▼

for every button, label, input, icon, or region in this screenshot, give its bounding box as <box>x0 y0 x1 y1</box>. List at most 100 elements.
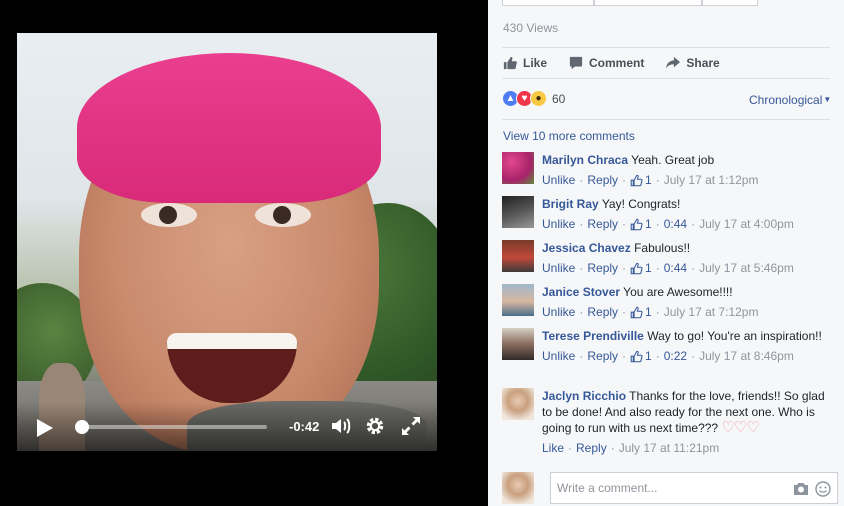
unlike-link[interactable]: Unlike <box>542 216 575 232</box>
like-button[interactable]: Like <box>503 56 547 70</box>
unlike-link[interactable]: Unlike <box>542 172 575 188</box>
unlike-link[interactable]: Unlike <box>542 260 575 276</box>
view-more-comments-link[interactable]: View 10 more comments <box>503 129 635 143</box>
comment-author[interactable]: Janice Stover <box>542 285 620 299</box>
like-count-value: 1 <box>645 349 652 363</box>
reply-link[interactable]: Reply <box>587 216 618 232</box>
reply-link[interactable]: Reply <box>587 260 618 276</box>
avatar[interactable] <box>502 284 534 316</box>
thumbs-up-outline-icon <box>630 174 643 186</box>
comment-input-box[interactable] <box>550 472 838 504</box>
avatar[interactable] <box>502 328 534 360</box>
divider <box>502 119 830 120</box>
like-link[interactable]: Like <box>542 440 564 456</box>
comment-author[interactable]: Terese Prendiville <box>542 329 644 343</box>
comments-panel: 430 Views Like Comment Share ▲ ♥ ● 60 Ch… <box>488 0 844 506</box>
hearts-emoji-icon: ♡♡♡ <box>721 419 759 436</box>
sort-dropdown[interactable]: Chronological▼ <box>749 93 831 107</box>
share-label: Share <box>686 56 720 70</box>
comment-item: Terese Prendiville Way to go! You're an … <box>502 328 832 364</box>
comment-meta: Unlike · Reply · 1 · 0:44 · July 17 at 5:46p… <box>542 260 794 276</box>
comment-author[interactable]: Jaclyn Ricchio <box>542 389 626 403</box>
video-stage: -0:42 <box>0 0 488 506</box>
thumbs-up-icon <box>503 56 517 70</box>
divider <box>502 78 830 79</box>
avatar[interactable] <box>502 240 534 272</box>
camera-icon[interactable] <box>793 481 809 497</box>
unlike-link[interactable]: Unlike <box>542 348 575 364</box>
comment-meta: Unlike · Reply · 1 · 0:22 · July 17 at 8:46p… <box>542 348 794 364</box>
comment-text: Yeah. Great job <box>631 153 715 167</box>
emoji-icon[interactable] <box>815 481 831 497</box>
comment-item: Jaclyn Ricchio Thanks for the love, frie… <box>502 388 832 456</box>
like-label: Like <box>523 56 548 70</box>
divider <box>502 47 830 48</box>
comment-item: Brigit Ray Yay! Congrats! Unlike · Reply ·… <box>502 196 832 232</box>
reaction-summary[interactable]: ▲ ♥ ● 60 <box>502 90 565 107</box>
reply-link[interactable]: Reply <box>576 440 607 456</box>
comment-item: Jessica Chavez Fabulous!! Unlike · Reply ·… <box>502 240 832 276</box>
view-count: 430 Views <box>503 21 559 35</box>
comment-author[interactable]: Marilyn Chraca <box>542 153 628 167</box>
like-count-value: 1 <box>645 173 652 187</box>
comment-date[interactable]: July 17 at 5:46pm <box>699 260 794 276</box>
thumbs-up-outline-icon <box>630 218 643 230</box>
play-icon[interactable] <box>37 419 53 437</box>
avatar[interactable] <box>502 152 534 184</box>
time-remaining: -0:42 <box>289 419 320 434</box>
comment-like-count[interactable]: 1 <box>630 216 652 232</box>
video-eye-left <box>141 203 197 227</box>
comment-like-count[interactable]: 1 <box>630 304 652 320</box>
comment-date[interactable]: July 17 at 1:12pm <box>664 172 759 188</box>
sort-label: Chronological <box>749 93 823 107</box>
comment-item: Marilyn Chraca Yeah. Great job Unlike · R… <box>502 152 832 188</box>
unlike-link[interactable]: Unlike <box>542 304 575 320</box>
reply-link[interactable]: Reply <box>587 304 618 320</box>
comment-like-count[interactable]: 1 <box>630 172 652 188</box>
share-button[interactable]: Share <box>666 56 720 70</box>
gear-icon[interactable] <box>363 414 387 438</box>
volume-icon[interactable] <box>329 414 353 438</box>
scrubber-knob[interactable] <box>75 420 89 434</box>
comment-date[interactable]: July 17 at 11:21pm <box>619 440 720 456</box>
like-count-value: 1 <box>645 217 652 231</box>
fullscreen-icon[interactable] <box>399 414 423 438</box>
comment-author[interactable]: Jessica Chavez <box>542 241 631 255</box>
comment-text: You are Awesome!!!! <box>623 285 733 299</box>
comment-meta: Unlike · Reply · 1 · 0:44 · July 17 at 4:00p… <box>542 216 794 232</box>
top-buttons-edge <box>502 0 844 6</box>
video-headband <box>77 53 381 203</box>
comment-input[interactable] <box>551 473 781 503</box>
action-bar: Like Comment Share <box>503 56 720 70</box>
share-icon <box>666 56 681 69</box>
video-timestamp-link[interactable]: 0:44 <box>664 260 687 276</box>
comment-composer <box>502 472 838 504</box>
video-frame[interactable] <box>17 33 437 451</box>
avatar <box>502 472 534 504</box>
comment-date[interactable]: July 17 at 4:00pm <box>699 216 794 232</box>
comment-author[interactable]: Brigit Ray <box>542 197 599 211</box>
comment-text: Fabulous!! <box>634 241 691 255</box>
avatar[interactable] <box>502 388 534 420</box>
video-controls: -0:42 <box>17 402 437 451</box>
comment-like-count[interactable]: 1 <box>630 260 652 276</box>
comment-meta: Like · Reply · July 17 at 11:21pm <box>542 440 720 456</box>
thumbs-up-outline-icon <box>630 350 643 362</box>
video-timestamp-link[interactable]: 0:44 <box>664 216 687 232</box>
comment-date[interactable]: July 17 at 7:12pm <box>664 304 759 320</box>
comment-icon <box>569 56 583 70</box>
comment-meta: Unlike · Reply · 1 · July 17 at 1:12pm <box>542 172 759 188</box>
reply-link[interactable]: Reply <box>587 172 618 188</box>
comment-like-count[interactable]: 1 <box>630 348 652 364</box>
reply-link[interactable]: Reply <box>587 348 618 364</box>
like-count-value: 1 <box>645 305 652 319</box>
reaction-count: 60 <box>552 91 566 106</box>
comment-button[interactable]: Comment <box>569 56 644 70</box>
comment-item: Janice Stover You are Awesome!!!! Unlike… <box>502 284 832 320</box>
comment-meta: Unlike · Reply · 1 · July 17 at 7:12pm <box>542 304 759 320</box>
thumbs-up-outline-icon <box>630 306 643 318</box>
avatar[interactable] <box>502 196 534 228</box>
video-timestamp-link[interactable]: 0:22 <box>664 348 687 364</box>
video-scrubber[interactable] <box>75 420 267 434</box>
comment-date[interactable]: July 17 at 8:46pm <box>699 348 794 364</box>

▲

Extract the stretch of lines from the one containing "unlike-link[interactable]: Unlike <box>542 216" through the one containing "thumbs-up-icon <box>503 56 517 70</box>", both included, and reproduce them verbatim.

[Written answer]
unlike-link[interactable]: Unlike <box>542 216 575 232</box>
like-button[interactable]: Like <box>503 56 547 70</box>
unlike-link[interactable]: Unlike <box>542 172 575 188</box>
unlike-link[interactable]: Unlike <box>542 260 575 276</box>
view-more-comments-link[interactable]: View 10 more comments <box>503 129 635 143</box>
comment-author[interactable]: Janice Stover <box>542 285 620 299</box>
like-count-value: 1 <box>645 349 652 363</box>
reply-link[interactable]: Reply <box>587 216 618 232</box>
reply-link[interactable]: Reply <box>587 260 618 276</box>
avatar[interactable] <box>502 284 534 316</box>
thumbs-up-outline-icon <box>630 174 643 186</box>
comment-input-box[interactable] <box>550 472 838 504</box>
avatar[interactable] <box>502 328 534 360</box>
divider <box>502 119 830 120</box>
like-link[interactable]: Like <box>542 440 564 456</box>
comment-author[interactable]: Terese Prendiville <box>542 329 644 343</box>
comments-panel: 430 Views Like Comment Share ▲ ♥ ● 60 Ch… <box>488 0 844 506</box>
hearts-emoji-icon: ♡♡♡ <box>721 419 759 436</box>
sort-dropdown[interactable]: Chronological▼ <box>749 93 831 107</box>
share-label: Share <box>686 56 720 70</box>
comment-item: Terese Prendiville Way to go! You're an … <box>502 328 832 364</box>
comment-meta: Unlike · Reply · 1 · 0:44 · July 17 at 5:46p… <box>542 260 794 276</box>
comment-author[interactable]: Jaclyn Ricchio <box>542 389 626 403</box>
video-stage: -0:42 <box>0 0 488 506</box>
thumbs-up-icon <box>503 56 517 70</box>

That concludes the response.